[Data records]
↓↓↓
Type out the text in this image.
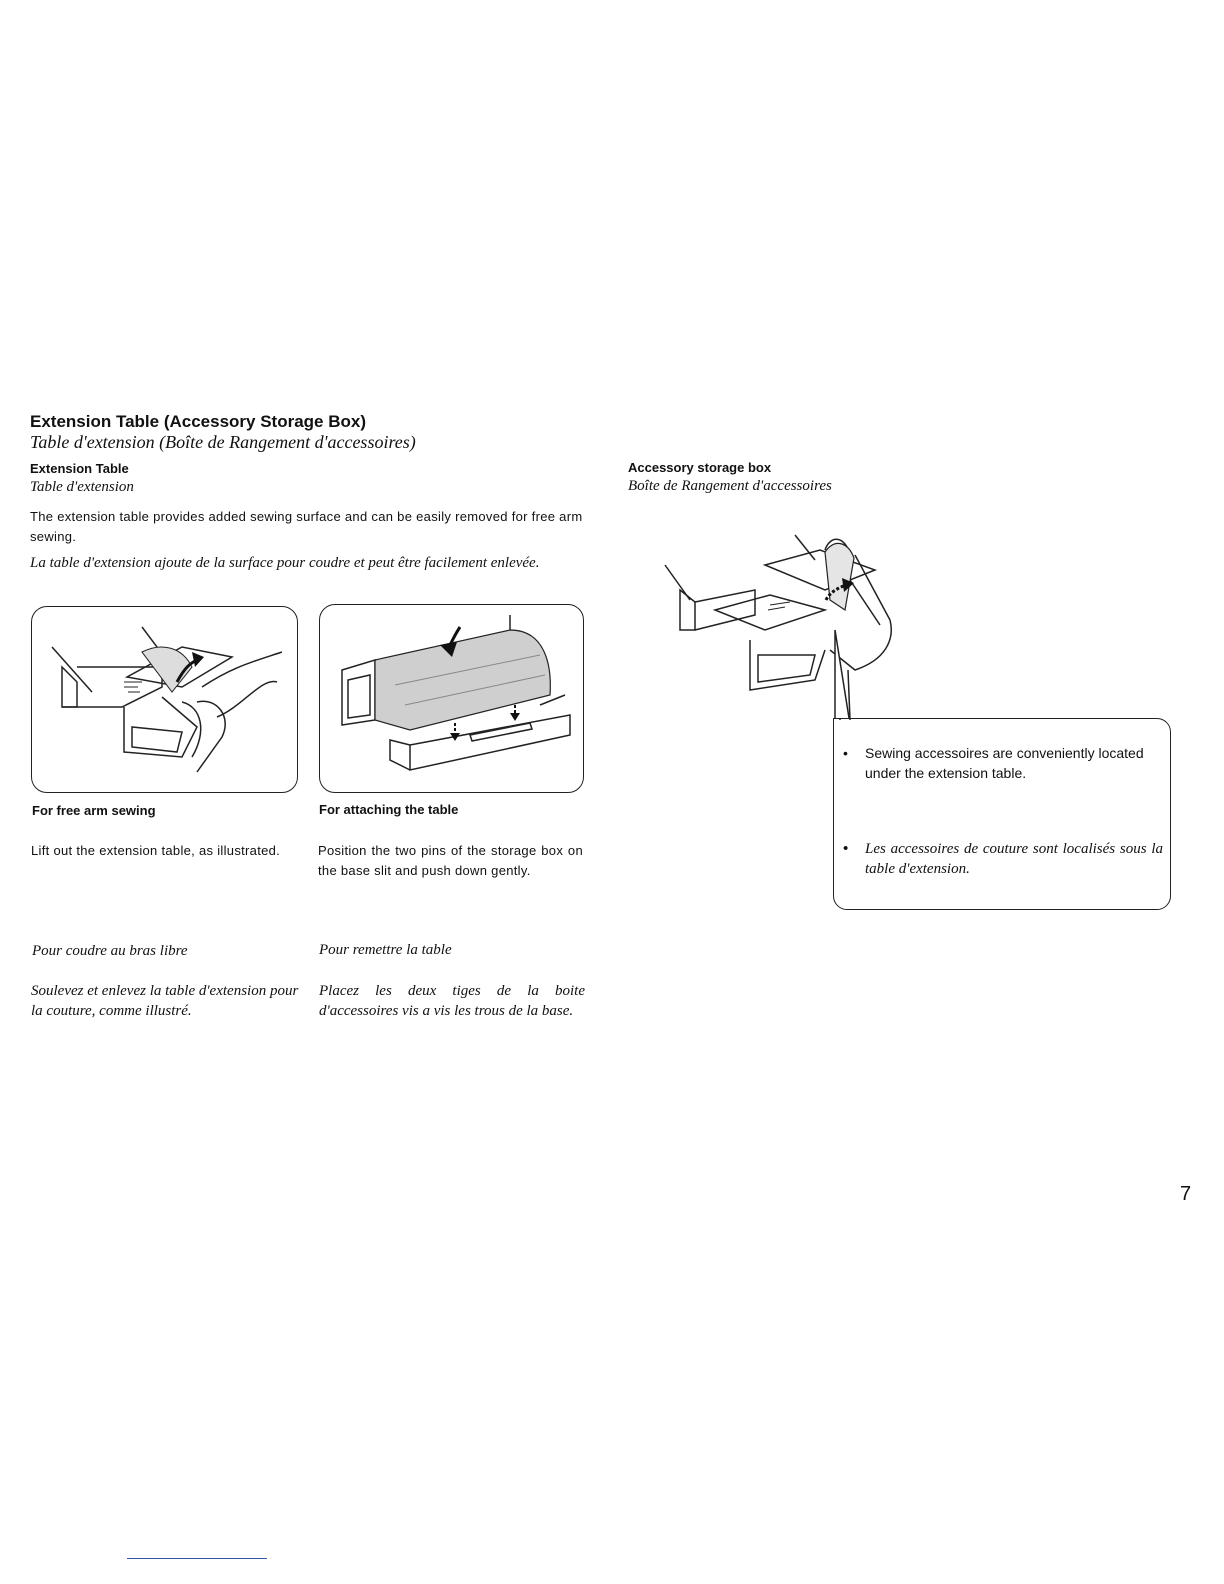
Extension Table (Accessory Storage Box)
Table d'extension (Boîte de Rangement d'accessoires)
Extension Table
Table d'extension
The extension table provides added sewing surface and can be easily removed for free arm sewing.
La table d'extension ajoute de la surface pour coudre et peut être facilement enlevée.
For free arm sewing	For attaching the table
Lift out the extension table, as illustrated.	Position the two pins of the storage box on the base slit and push down gently.
Pour coudre au bras libre	Pour remettre la table
Soulevez et enlevez la table d'extension pour la couture, comme illustré.
Placez les deux tiges de la boite d'accessoires vis a vis les trous de la base.
Accessory storage box
Boîte de Rangement d'accessoires
• Sewing accessoires are conveniently located under the extension table.
• Les accessoires de couture sont localisés sous la table d'extension.
7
↑↑↑
## Exercise:
Quote the full listing above word for word; exclude every picture from the copy.

## Correct response:
Type out the text in this image.
Extension Table (Accessory Storage Box)
Table d'extension (Boîte de Rangement d'accessoires)
Extension Table
Table d'extension
The extension table provides added sewing surface and can be easily removed for free arm sewing.
La table d'extension ajoute de la surface pour coudre et peut être facilement enlevée.
For free arm sewing	For attaching the table
Lift out the extension table, as illustrated.	Position the two pins of the storage box on the base slit and push down gently.
Pour coudre au bras libre	Pour remettre la table
Soulevez et enlevez la table d'extension pour la couture, comme illustré.
Placez les deux tiges de la boite d'accessoires vis a vis les trous de la base.
Accessory storage box
Boîte de Rangement d'accessoires
• Sewing accessoires are conveniently located under the extension table.
• Les accessoires de couture sont localisés sous la table d'extension.
7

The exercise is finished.